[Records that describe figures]
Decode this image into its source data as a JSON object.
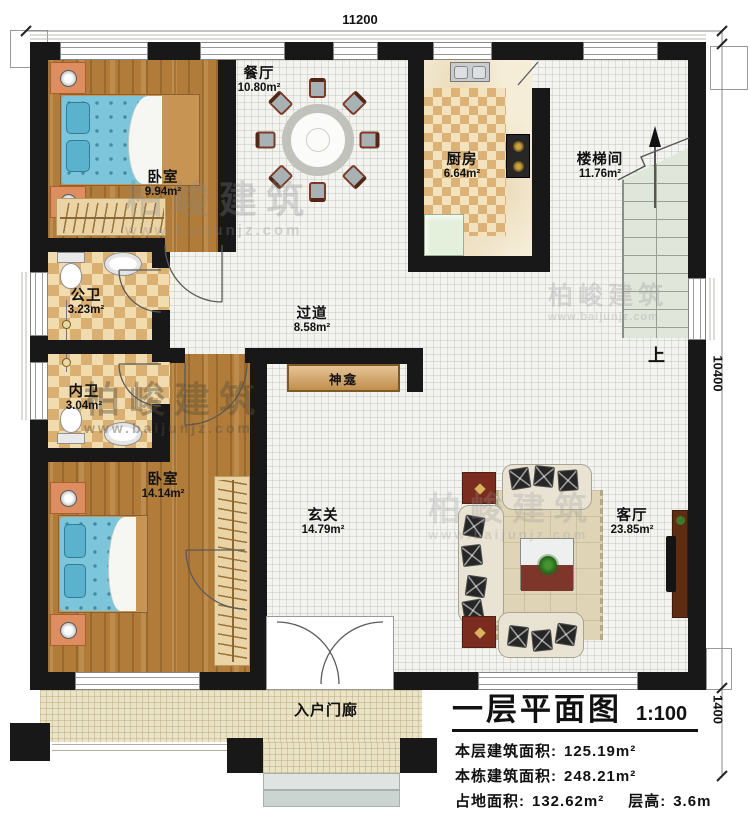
{
  "page": {
    "type": "floor-plan-drawing"
  },
  "title_block": {
    "title": "一层平面图",
    "scale": "1:100",
    "stats": {
      "floor_area_label": "本层建筑面积:",
      "floor_area_value": "125.19m²",
      "building_area_label": "本栋建筑面积:",
      "building_area_value": "248.21m²",
      "footprint_label": "占地面积:",
      "footprint_value": "132.62m²",
      "height_label": "层高:",
      "height_value": "3.6m"
    }
  },
  "dimensions": {
    "top_width": "11200",
    "right_height": "10400",
    "porch_depth": "1400"
  },
  "rooms": {
    "bedroom_top": {
      "name": "卧室",
      "area": "9.94m²"
    },
    "dining": {
      "name": "餐厅",
      "area": "10.80m²"
    },
    "kitchen": {
      "name": "厨房",
      "area": "6.64m²"
    },
    "stairwell": {
      "name": "楼梯间",
      "area": "11.76m²"
    },
    "bath_public": {
      "name": "公卫",
      "area": "3.23m²"
    },
    "bath_private": {
      "name": "内卫",
      "area": "3.04m²"
    },
    "corridor": {
      "name": "过道",
      "area": "8.58m²"
    },
    "bedroom_bottom": {
      "name": "卧室",
      "area": "14.14m²"
    },
    "foyer": {
      "name": "玄关",
      "area": "14.79m²"
    },
    "living": {
      "name": "客厅",
      "area": "23.85m²"
    },
    "porch": {
      "name": "入户门廊"
    }
  },
  "features": {
    "shrine": "神龛",
    "stairs_up_label": "上"
  },
  "watermark": {
    "brand": "柏峻建筑",
    "site": "www.baijunjz.com"
  },
  "colors": {
    "wall": "#181818",
    "wood_floor": "#b17c3a",
    "tile_floor": "#f3f3f0",
    "bath_tile": "#d9af72",
    "stair_fill": "#e0e6da",
    "porch_fill": "#ebe3c6",
    "bed_blue": "#7cc5da",
    "shrine_wood": "#d9a45f"
  }
}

▶ **Aim**: Will you restate every entry word for word and omit the images?

▶ **Answer to this problem**:
Decode this image into its source data as a JSON object.
{
  "page": {
    "type": "floor-plan-drawing"
  },
  "title_block": {
    "title": "一层平面图",
    "scale": "1:100",
    "stats": {
      "floor_area_label": "本层建筑面积:",
      "floor_area_value": "125.19m²",
      "building_area_label": "本栋建筑面积:",
      "building_area_value": "248.21m²",
      "footprint_label": "占地面积:",
      "footprint_value": "132.62m²",
      "height_label": "层高:",
      "height_value": "3.6m"
    }
  },
  "dimensions": {
    "top_width": "11200",
    "right_height": "10400",
    "porch_depth": "1400"
  },
  "rooms": {
    "bedroom_top": {
      "name": "卧室",
      "area": "9.94m²"
    },
    "dining": {
      "name": "餐厅",
      "area": "10.80m²"
    },
    "kitchen": {
      "name": "厨房",
      "area": "6.64m²"
    },
    "stairwell": {
      "name": "楼梯间",
      "area": "11.76m²"
    },
    "bath_public": {
      "name": "公卫",
      "area": "3.23m²"
    },
    "bath_private": {
      "name": "内卫",
      "area": "3.04m²"
    },
    "corridor": {
      "name": "过道",
      "area": "8.58m²"
    },
    "bedroom_bottom": {
      "name": "卧室",
      "area": "14.14m²"
    },
    "foyer": {
      "name": "玄关",
      "area": "14.79m²"
    },
    "living": {
      "name": "客厅",
      "area": "23.85m²"
    },
    "porch": {
      "name": "入户门廊"
    }
  },
  "features": {
    "shrine": "神龛",
    "stairs_up_label": "上"
  },
  "watermark": {
    "brand": "柏峻建筑",
    "site": "www.baijunjz.com"
  },
  "colors": {
    "wall": "#181818",
    "wood_floor": "#b17c3a",
    "tile_floor": "#f3f3f0",
    "bath_tile": "#d9af72",
    "stair_fill": "#e0e6da",
    "porch_fill": "#ebe3c6",
    "bed_blue": "#7cc5da",
    "shrine_wood": "#d9a45f"
  }
}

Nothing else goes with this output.